Short task
In the forum post, what length does the import code assign to task_handler? Please answer briefly.

Document
= = = = = = =

What you are suggesting makes sense. If I understand correctly, I would have to do this during the import, don't I? Just in case I will show you the import query I used.

 

data unload.task;
infile '\\networklocation\unloads\JNX\JNX_unload_tasks_ 201603_.csv' dlm=';' truncover firstobs=2 lrecl=500;

length
  r_object_id $16
  object_name $70
  deadline $16
  start_date $16
  close_date $16
  task_handler $25
  task_state $9
  dossier_nr $6
  sequence $1
  r_creation_date $16
;

format
  r_object_id $char16.
  object_name $char70.
  deadline $char16.
  start_date $char16.
  close_date $char16.
  task_handler $char25.
  task_state $char9.
  dossier_nr $char6.
  sequence $char1.
  r_creation_date $char16.
;

informat
  r_object_id $char16.
  object_name $char70.
  deadline $char16.
  start_date $char16.
  close_date $char16.
  task_handler $char25.
  task_state $char9.
  dossier_nr $char6.
  sequence $char1.
  r_creation_date $char16.

= = = = = = =

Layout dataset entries
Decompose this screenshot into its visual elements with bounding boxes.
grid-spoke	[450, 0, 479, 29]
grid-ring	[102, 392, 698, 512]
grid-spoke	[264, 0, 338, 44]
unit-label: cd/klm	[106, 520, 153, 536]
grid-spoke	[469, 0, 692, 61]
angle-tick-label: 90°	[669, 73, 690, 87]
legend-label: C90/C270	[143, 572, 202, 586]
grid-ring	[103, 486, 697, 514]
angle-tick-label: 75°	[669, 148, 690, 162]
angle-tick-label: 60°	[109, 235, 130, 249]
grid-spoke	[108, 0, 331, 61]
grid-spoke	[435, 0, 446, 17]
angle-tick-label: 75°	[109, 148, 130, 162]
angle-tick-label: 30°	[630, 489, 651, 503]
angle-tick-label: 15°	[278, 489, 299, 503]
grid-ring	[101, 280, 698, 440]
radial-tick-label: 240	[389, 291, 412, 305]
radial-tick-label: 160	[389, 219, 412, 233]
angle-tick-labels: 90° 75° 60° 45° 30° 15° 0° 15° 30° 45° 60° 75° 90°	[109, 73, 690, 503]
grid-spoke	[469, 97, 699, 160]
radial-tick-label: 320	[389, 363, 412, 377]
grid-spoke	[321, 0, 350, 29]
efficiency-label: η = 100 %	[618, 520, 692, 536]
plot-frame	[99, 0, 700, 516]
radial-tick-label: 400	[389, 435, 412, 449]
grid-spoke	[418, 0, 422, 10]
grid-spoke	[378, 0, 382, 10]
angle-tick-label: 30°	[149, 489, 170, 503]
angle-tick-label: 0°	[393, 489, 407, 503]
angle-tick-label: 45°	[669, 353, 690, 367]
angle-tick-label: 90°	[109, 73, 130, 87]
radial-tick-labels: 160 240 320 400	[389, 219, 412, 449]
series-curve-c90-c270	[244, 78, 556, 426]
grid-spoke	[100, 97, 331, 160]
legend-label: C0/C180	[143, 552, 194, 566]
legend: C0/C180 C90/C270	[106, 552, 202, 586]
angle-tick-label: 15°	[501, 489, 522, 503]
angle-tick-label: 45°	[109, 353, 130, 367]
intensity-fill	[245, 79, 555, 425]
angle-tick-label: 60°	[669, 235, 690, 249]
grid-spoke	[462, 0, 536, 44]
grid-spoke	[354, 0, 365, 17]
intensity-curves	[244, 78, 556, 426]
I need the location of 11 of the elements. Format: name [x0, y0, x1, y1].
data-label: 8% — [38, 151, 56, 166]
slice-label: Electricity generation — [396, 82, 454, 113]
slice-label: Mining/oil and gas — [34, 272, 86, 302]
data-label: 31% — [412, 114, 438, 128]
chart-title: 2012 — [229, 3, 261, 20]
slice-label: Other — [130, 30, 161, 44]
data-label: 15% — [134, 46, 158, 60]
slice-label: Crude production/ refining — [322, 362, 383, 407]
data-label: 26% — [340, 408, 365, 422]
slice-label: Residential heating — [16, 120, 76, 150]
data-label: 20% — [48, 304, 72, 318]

= = = = = = =

Response below
$25